EXCERTO DA FONTE:
3 - Saldo das contas correntes de fornecedores

Procura o sujeito passivo justificar as divergências apresentadas nas contas correntes, referindo que:

a) No ramo de atividade as relações entre clientes e fornecedores são muito fortes;

b) Os pagamentos são primeiro efetuados e só mais tarde é enviado o documento de quitação.

c) Em qualquer empresa é muito difícil os seus saldos de conta corrente coincidirem com as existentes nos fornecedores;

d) Esta situação não tem qualquer relevância nos resultados da empresa:

e) A única situação que seria grave era se a faturação de compras não coincidisse com as vendas nos seus fornecedores.

Ora da análise às várias justificações dadas, verifica-se que nenhuma delas explica as divergências apresentadas.

A equipa de fiscalização teve o cuidado de verificar a evolução do saldo da conta corrente dos fornecedores ao longo dos exercícios de 1995 a 1998, verificando-se que no caso do saldo apresentado pelo fornecedor J.....em 31 de dezembro de 1995 no valor de Esc. 13.599.699$, o mesmo transita entre vários exercícios e encontra-se ainda por regularizar no ano de 1998.

Quanto ao saldo do Fornecedor V..... no valor de Esc. 5.080.071$ (Tratam-se de Vendas a dinheiro), o mesmo só veio a ser corrigido em 1998, mediante documento interno, sendo este saldo relativo a 1995.

DADOS DISPONÍVEIS:
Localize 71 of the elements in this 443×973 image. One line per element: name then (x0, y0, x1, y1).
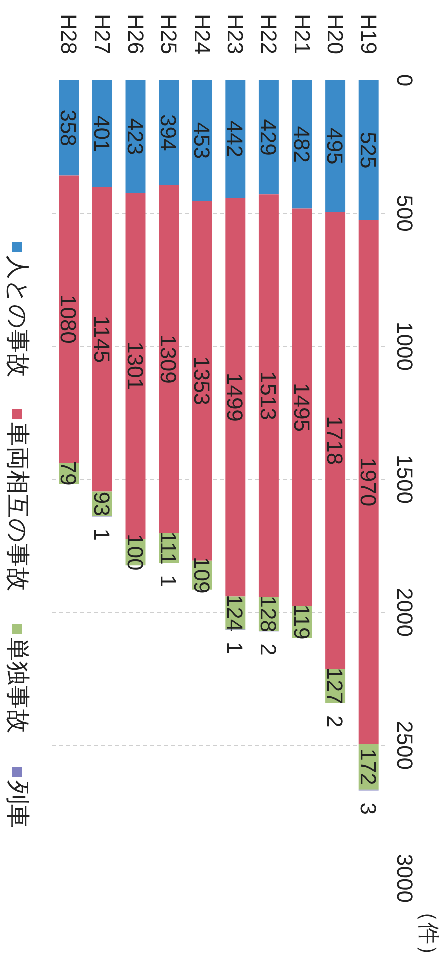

DESCRIÇÃO DO PROBLEMA: Copie na íntegra, sem qualquer alteração, o excerto relativo ao saldo das contas correntes de fornecedores.

RESPOSTA AO PROBLEMA:
3 - Saldo das contas correntes de fornecedores

Procura o sujeito passivo justificar as divergências apresentadas nas contas correntes, referindo que:

a) No ramo de atividade as relações entre clientes e fornecedores são muito fortes;

b) Os pagamentos são primeiro efetuados e só mais tarde é enviado o documento de quitação.

c) Em qualquer empresa é muito difícil os seus saldos de conta corrente coincidirem com as existentes nos fornecedores;

d) Esta situação não tem qualquer relevância nos resultados da empresa:

e) A única situação que seria grave era se a faturação de compras não coincidisse com as vendas nos seus fornecedores.

Ora da análise às várias justificações dadas, verifica-se que nenhuma delas explica as divergências apresentadas.

A equipa de fiscalização teve o cuidado de verificar a evolução do saldo da conta corrente dos fornecedores ao longo dos exercícios de 1995 a 1998, verificando-se que no caso do saldo apresentado pelo fornecedor J.....em 31 de dezembro de 1995 no valor de Esc. 13.599.699$, o mesmo transita entre vários exercícios e encontra-se ainda por regularizar no ano de 1998.

Quanto ao saldo do Fornecedor V..... no valor de Esc. 5.080.071$ (Tratam-se de Vendas a dinheiro), o mesmo só veio a ser corrigido em 1998, mediante documento interno, sendo este saldo relativo a 1995.